Repeat the listing in full, preserving every character.

** BEGIN **

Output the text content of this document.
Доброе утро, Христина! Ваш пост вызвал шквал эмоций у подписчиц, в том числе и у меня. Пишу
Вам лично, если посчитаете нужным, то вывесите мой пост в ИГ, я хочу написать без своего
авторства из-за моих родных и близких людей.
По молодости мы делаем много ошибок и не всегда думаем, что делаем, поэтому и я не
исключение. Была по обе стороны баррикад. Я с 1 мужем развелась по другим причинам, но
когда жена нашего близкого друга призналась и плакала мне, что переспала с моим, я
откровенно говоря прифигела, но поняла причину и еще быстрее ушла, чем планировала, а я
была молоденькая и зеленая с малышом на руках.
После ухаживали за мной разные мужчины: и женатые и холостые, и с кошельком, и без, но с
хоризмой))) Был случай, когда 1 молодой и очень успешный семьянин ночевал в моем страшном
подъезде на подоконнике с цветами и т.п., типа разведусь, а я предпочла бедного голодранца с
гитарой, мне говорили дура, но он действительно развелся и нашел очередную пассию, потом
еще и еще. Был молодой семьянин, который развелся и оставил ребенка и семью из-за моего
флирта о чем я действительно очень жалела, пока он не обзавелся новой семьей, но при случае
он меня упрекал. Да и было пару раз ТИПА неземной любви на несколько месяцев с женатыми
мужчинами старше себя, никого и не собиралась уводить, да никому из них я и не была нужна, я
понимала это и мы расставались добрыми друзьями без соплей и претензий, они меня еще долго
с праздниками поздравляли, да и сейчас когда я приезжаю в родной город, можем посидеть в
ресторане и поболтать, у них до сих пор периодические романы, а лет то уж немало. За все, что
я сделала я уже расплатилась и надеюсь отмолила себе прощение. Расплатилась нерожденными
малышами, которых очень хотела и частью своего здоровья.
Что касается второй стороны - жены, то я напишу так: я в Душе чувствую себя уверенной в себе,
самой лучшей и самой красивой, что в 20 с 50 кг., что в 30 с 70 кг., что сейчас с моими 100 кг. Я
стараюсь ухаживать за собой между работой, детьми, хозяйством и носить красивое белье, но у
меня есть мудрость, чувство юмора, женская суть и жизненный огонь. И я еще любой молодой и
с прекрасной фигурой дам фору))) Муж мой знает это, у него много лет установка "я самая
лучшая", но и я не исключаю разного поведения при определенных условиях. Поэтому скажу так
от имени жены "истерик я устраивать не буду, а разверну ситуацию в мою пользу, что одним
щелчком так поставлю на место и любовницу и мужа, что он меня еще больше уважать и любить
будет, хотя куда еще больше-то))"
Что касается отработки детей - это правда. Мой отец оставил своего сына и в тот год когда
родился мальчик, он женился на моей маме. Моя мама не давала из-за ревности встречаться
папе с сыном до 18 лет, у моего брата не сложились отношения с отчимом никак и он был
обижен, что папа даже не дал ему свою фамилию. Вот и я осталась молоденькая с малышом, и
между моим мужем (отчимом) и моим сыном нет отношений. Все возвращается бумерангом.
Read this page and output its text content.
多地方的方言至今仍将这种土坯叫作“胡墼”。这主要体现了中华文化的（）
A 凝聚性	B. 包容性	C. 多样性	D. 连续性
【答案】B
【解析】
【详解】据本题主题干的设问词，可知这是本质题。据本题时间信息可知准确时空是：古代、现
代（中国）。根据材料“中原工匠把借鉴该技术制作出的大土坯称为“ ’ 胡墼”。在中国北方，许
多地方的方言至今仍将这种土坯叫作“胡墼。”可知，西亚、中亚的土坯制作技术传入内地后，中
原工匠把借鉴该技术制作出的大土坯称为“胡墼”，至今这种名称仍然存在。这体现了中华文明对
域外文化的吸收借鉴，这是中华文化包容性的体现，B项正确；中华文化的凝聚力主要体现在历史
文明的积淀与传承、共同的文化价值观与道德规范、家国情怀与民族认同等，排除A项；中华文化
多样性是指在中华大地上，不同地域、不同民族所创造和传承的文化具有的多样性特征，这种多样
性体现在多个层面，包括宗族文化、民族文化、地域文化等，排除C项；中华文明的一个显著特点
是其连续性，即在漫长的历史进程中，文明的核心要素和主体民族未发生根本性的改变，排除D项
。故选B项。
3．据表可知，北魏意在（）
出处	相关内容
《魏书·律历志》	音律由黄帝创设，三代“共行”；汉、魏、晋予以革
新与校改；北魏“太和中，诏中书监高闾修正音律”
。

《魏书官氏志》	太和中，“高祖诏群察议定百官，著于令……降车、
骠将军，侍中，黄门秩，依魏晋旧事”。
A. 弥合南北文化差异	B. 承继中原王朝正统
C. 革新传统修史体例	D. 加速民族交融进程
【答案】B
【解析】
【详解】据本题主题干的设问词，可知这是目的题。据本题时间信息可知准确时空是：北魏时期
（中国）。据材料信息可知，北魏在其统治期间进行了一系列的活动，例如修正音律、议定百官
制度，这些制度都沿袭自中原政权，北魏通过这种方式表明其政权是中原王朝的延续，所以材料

** END **

Response to the exercise:
Output the text content of this document.
Доброе утро, Христина! Ваш пост вызвал шквал эмоций у подписчиц, в том числе и у меня. Пишу
Вам лично, если посчитаете нужным, то вывесите мой пост в ИГ, я хочу написать без своего
авторства из-за моих родных и близких людей.
По молодости мы делаем много ошибок и не всегда думаем, что делаем, поэтому и я не
исключение. Была по обе стороны баррикад. Я с 1 мужем развелась по другим причинам, но
когда жена нашего близкого друга призналась и плакала мне, что переспала с моим, я
откровенно говоря прифигела, но поняла причину и еще быстрее ушла, чем планировала, а я
была молоденькая и зеленая с малышом на руках.
После ухаживали за мной разные мужчины: и женатые и холостые, и с кошельком, и без, но с
хоризмой))) Был случай, когда 1 молодой и очень успешный семьянин ночевал в моем страшном
подъезде на подоконнике с цветами и т.п., типа разведусь, а я предпочла бедного голодранца с
гитарой, мне говорили дура, но он действительно развелся и нашел очередную пассию, потом
еще и еще. Был молодой семьянин, который развелся и оставил ребенка и семью из-за моего
флирта о чем я действительно очень жалела, пока он не обзавелся новой семьей, но при случае
он меня упрекал. Да и было пару раз ТИПА неземной любви на несколько месяцев с женатыми
мужчинами старше себя, никого и не собиралась уводить, да никому из них я и не была нужна, я
понимала это и мы расставались добрыми друзьями без соплей и претензий, они меня еще долго
с праздниками поздравляли, да и сейчас когда я приезжаю в родной город, можем посидеть в
ресторане и поболтать, у них до сих пор периодические романы, а лет то уж немало. За все, что
я сделала я уже расплатилась и надеюсь отмолила себе прощение. Расплатилась нерожденными
малышами, которых очень хотела и частью своего здоровья.
Что касается второй стороны - жены, то я напишу так: я в Душе чувствую себя уверенной в себе,
самой лучшей и самой красивой, что в 20 с 50 кг., что в 30 с 70 кг., что сейчас с моими 100 кг. Я
стараюсь ухаживать за собой между работой, детьми, хозяйством и носить красивое белье, но у
меня есть мудрость, чувство юмора, женская суть и жизненный огонь. И я еще любой молодой и
с прекрасной фигурой дам фору))) Муж мой знает это, у него много лет установка "я самая
лучшая", но и я не исключаю разного поведения при определенных условиях. Поэтому скажу так
от имени жены "истерик я устраивать не буду, а разверну ситуацию в мою пользу, что одним
щелчком так поставлю на место и любовницу и мужа, что он меня еще больше уважать и любить
будет, хотя куда еще больше-то))"
Что касается отработки детей - это правда. Мой отец оставил своего сына и в тот год когда
родился мальчик, он женился на моей маме. Моя мама не давала из-за ревности встречаться
папе с сыном до 18 лет, у моего брата не сложились отношения с отчимом никак и он был
обижен, что папа даже не дал ему свою фамилию. Вот и я осталась молоденькая с малышом, и
между моим мужем (отчимом) и моим сыном нет отношений. Все возвращается бумерангом.
Read this page and output its text content.
多地方的方言至今仍将这种土坯叫作“胡墼”。这主要体现了中华文化的（）
A 凝聚性	B. 包容性	C. 多样性	D. 连续性
【答案】B
【解析】
【详解】据本题主题干的设问词，可知这是本质题。据本题时间信息可知准确时空是：古代、现
代（中国）。根据材料“中原工匠把借鉴该技术制作出的大土坯称为“ ’ 胡墼”。在中国北方，许
多地方的方言至今仍将这种土坯叫作“胡墼。”可知，西亚、中亚的土坯制作技术传入内地后，中
原工匠把借鉴该技术制作出的大土坯称为“胡墼”，至今这种名称仍然存在。这体现了中华文明对
域外文化的吸收借鉴，这是中华文化包容性的体现，B项正确；中华文化的凝聚力主要体现在历史
文明的积淀与传承、共同的文化价值观与道德规范、家国情怀与民族认同等，排除A项；中华文化
多样性是指在中华大地上，不同地域、不同民族所创造和传承的文化具有的多样性特征，这种多样
性体现在多个层面，包括宗族文化、民族文化、地域文化等，排除C项；中华文明的一个显著特点
是其连续性，即在漫长的历史进程中，文明的核心要素和主体民族未发生根本性的改变，排除D项
。故选B项。
3．据表可知，北魏意在（）
出处	相关内容
《魏书·律历志》	音律由黄帝创设，三代“共行”；汉、魏、晋予以革
新与校改；北魏“太和中，诏中书监高闾修正音律”
。

《魏书官氏志》	太和中，“高祖诏群察议定百官，著于令……降车、
骠将军，侍中，黄门秩，依魏晋旧事”。
A. 弥合南北文化差异	B. 承继中原王朝正统
C. 革新传统修史体例	D. 加速民族交融进程
【答案】B
【解析】
【详解】据本题主题干的设问词，可知这是目的题。据本题时间信息可知准确时空是：北魏时期
（中国）。据材料信息可知，北魏在其统治期间进行了一系列的活动，例如修正音律、议定百官
制度，这些制度都沿袭自中原政权，北魏通过这种方式表明其政权是中原王朝的延续，所以材料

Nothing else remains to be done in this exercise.